+++ SELECTED PASSAGE
Tonight my Grandma (the only Grandmother I've ever known) passed away. My boys lovingly referred to her as Tutu and tomorrow when they wake up, I'll share with them the somewhat unexpected news. But now that it's so early in the morning and I'm still awake, I can't help but feel a deep ache of loss, regret, and sadness over her passing. I usually keep this blog light hearted, but right now my heart feels full and somewhat broken. I know her passing is for the best and she's finally reunited with the love of her life. But still, I can't help but miss this wonderful woman that I named my one and only daughter after.
Dear Grandma,
Two years ago I took you to see one of your most beloved friends, Auntie Abby.
After a wonderful chocolate pie and turkey lunch, I drove the old saddle road to get back to Kona. I never counted on the cops being around, or them clocking me at 87 in a 45. I wondered what you would say when the cop approached the window and I rolled it down. You just looked at me and let out a slight chuckle. "See I told you to slow down," you said without a trace of anger. "But you go and catch the crook."
++++++
+++ DATA SHOWN
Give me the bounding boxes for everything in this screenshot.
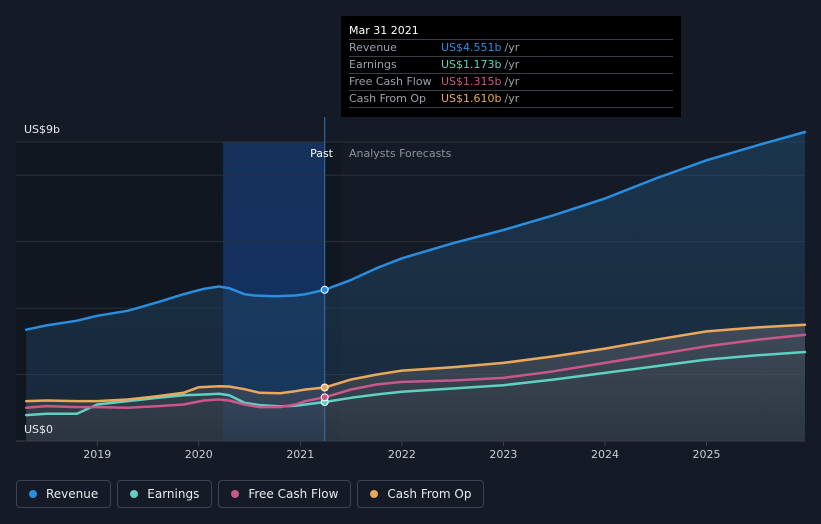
- marker-free-cash-flow: [320, 393, 329, 402]
- tooltip-label: Revenue: [349, 41, 397, 54]
- tooltip-value: US$1.610b: [441, 92, 502, 105]
- tooltip-row-earnings: Earnings US$1.173b /yr: [349, 57, 673, 74]
- x-tick-label: 2019: [83, 448, 111, 461]
- tooltip: Mar 31 2021 Revenue US$4.551b /yr Earnin…: [341, 16, 681, 117]
- past-label: Past: [310, 147, 334, 160]
- tooltip-unit: /yr: [504, 41, 520, 54]
- legend-item-cash-from-op[interactable]: Cash From Op: [357, 480, 485, 508]
- tooltip-label: Cash From Op: [349, 92, 427, 105]
- x-tick-label: 2021: [286, 448, 314, 461]
- tooltip-label: Free Cash Flow: [349, 75, 432, 88]
- legend-dot-icon: [29, 490, 37, 498]
- legend-dot-icon: [130, 490, 139, 498]
- tooltip-row-revenue: Revenue US$4.551b /yr: [349, 40, 673, 57]
- marker-revenue: [320, 285, 329, 294]
- legend-label: Earnings: [147, 487, 200, 501]
- x-tick-label: 2025: [693, 448, 721, 461]
- x-tick-label: 2023: [489, 448, 517, 461]
- legend-item-earnings[interactable]: Earnings: [117, 480, 213, 508]
- forecast-label: Analysts Forecasts: [349, 147, 452, 160]
- tooltip-label: Earnings: [349, 58, 397, 71]
- series-line-revenue: [24, 130, 807, 331]
- tooltip-value: US$1.315b: [441, 75, 502, 88]
- legend-label: Free Cash Flow: [248, 487, 339, 501]
- series-line-earnings: [24, 350, 807, 417]
- y-axis-top-label: US$9b: [24, 123, 60, 136]
- x-tick-label: 2022: [388, 448, 416, 461]
- legend-item-free-cash-flow[interactable]: Free Cash Flow: [218, 480, 352, 508]
- cashflow-area: [26, 324, 805, 441]
- legend-dot-icon: [370, 490, 379, 498]
- tooltip-unit: /yr: [504, 92, 520, 105]
- tooltip-value: US$1.173b: [441, 58, 502, 71]
- tooltip-row-free-cash-flow: Free Cash Flow US$1.315b /yr: [349, 74, 673, 91]
- y-axis-bottom-label: US$0: [24, 423, 53, 436]
- legend: Revenue Earnings Free Cash Flow Cash Fro…: [16, 480, 485, 510]
- legend-item-revenue[interactable]: Revenue: [16, 480, 112, 508]
- x-tick-label: 2024: [591, 448, 619, 461]
- tooltip-row-cash-from-op: Cash From Op US$1.610b /yr: [349, 91, 673, 108]
- tooltip-unit: /yr: [504, 75, 520, 88]
- tooltip-value: US$4.551b: [441, 41, 502, 54]
- marker-cash-from-op: [320, 383, 329, 392]
- legend-label: Revenue: [46, 487, 99, 501]
- series-line-free-cash-flow: [24, 333, 807, 410]
- legend-dot-icon: [231, 490, 240, 498]
- series-line-cash-from-op: [24, 323, 807, 403]
- tooltip-unit: /yr: [504, 58, 520, 71]
- x-tick-label: 2020: [185, 448, 213, 461]
- tooltip-date: Mar 31 2021: [349, 23, 673, 40]
- legend-label: Cash From Op: [387, 487, 472, 501]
++++++
PROBLEMS AND TASKS »
A - In the blog post about the grandmother, what speed was the writer clocked at on the old saddle road?
B - Reproduce the blog post about the grandmother between "Tonight my Grandma" and "only daughter after.", inclusive.

RESULTS FOR THE EXERCISE »
A - 87 in a 45.

B -
Tonight my Grandma (the only Grandmother I've ever known) passed away. My boys lovingly referred to her as Tutu and tomorrow when they wake up, I'll share with them the somewhat unexpected news. But now that it's so early in the morning and I'm still awake, I can't help but feel a deep ache of loss, regret, and sadness over her passing. I usually keep this blog light hearted, but right now my heart feels full and somewhat broken. I know her passing is for the best and she's finally reunited with the love of her life. But still, I can't help but miss this wonderful woman that I named my one and only daughter after.